> [PASSAGE]
Food matters, at least a bit

Having wound them down over the summer, yesterday marked the return of our community groups. Later in the year than usual because of our prayer meeting, a quarterly members’ meeting and then I was very rudely away with a bunch of pastors. So, yesterday was our first one back.

Along with it being the first one back, my wife was on cooking duty. It is our practice to cook a meal, eat together as a group and use the time to chat together before moving into our time of prayer and reflecting on Sunday’s sermon. I maintain that the food is a really important part of what we do. Not particularly because people in the room need a meal – most of them don’t really – but because it does something peculiar when we meet together.

First and foremost, it follows the pattern set by Jesus and the Apostles. It has been noted many times that Jesus ‘ate his way through the gospels’. Indeed, Jesus did so much eating and drinking that he got accused of being a glutton and a drunkard. He was no such thing. But it is telling that ‘the Son of Man came eating and drinking’. The Apostles seem to do a lot of eating and drinking together too – I assumed because that’s what Jesus taught them to do when they were knocking round with him. Do I think Jesus commands us to do it? Not exactly. But are we following something of Jesus’ example when we do? Yes, I think so.

Second, and I can’t defend this theologically (so take this point for what it is), I think eating and drinking does something to our conversation. I don’t know why. I don’t know how. I just know people open up far more easily and readily if there is a plate of food in front of them. Sharing a meal together leads to better conversations. It leads to people speaking more openly. It leads to those things in a way that biscuits or a few snacky bits just doesn’t. Why? I have no idea. But that it almost always does is just an observable reality.

> [RECORDS SHOWN]
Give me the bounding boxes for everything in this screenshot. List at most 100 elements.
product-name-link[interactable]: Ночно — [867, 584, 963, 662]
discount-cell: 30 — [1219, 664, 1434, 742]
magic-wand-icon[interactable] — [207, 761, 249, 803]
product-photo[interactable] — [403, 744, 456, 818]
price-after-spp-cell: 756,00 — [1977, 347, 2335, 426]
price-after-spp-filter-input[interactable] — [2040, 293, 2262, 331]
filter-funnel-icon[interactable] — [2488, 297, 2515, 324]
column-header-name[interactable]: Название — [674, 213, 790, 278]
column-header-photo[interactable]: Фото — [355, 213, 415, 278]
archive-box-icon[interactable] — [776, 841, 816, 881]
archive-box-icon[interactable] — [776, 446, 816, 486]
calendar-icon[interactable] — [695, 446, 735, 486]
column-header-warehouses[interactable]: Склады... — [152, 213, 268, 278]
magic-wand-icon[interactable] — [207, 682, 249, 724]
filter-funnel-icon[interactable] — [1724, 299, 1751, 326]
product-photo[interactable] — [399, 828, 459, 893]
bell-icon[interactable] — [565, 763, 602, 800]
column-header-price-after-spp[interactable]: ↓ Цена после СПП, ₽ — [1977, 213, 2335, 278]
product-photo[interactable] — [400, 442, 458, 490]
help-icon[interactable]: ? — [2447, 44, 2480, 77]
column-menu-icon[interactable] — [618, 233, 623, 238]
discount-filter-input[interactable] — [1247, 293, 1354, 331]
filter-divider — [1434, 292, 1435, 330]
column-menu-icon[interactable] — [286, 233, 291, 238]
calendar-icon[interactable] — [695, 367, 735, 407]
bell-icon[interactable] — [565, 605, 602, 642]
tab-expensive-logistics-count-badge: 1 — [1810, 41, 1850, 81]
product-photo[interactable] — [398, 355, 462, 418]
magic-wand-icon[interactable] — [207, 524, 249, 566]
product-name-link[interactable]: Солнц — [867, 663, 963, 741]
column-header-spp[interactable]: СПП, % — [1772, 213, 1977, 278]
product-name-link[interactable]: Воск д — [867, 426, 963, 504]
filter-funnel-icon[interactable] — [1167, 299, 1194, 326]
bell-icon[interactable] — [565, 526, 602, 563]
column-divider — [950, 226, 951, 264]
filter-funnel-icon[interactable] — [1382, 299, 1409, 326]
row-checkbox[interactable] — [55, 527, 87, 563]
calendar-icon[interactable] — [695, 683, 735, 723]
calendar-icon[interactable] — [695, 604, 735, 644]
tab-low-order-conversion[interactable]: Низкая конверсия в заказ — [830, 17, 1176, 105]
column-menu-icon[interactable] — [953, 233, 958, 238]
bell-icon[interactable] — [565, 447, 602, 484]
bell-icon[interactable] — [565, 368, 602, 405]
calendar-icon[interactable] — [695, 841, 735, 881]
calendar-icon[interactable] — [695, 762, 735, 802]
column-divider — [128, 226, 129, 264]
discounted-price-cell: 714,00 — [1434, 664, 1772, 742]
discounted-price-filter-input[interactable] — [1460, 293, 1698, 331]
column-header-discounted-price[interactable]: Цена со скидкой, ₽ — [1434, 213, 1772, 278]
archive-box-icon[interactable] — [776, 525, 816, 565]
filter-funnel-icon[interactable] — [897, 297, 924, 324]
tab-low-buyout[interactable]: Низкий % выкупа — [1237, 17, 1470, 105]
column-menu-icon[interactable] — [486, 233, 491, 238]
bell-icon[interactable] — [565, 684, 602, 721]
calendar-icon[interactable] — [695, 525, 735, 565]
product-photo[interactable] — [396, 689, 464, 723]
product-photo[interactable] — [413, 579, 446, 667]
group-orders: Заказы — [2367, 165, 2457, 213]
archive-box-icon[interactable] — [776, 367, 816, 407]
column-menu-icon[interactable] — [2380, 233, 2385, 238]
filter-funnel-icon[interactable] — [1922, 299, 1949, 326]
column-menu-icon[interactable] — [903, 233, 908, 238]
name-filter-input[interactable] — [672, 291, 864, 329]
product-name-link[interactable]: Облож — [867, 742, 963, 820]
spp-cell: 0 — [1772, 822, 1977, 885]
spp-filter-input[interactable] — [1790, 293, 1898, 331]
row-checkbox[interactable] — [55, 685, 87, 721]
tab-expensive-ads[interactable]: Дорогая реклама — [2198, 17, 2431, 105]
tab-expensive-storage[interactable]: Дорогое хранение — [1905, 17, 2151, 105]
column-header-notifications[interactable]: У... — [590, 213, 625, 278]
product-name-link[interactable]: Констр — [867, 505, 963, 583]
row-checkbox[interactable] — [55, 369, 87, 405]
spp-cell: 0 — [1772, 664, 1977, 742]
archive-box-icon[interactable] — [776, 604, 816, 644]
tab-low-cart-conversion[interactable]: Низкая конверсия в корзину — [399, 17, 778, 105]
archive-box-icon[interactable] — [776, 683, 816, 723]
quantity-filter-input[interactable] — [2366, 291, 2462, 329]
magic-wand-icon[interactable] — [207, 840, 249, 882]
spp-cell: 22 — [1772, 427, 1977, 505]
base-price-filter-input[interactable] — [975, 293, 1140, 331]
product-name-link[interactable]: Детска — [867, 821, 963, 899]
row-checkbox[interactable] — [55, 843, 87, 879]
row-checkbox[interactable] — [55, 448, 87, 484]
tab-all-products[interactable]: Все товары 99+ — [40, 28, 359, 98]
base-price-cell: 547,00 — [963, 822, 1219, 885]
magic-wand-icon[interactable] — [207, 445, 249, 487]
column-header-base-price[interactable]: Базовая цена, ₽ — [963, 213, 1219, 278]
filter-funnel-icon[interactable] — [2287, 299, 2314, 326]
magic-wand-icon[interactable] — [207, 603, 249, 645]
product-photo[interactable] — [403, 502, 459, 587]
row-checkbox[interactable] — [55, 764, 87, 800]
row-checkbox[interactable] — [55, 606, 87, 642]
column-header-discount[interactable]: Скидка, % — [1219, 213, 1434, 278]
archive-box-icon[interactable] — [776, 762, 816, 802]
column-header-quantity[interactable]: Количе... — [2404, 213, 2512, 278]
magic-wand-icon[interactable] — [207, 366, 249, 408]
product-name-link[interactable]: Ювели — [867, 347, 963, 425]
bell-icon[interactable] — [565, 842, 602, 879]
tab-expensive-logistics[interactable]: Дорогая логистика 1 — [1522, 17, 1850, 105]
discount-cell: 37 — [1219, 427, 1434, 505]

> [WHAT YOU NEED TO DO]
**a)** In the text about meals at community groups, what was Jesus accused of being because he ate and drank so much?
**b)** Continue the text about food at community groups from its final sentence.

> [RESULTS FOR EACH TASK]
**a)** A glutton and a drunkard.

**b)**
Third, I think it shows better hospitality. Again, I’m not convinced it is the form of hospitality that is the only appropriate way. I take a very broad view of what being hospitable means. But I think there is a level of hospitality that is better and more fulsomely shared when we have a meal together. It’s not the only way to show hospitality, by any means. It’s not necessarily the main way. But there is something about eating with people that is very specifically and clearly hospitable in a way that almost everyone, across almost every culture, seems to recognise. There is a reason that our culture generally considers it rude to turn our nose up at food people have made. There is a similar reason why our culture generally considers it welcoming to invite people over for a meal.

If we want to be a church that offers genuine community, the Bible typically seems to see community built around meals. Sharing meals was something the early church did, eating together day by day. We may not do it all the time, but eating together is more important than many of us recognise. A good theology of food and fellowship might help us to create the kind of community the Bible seems to envisage for the church.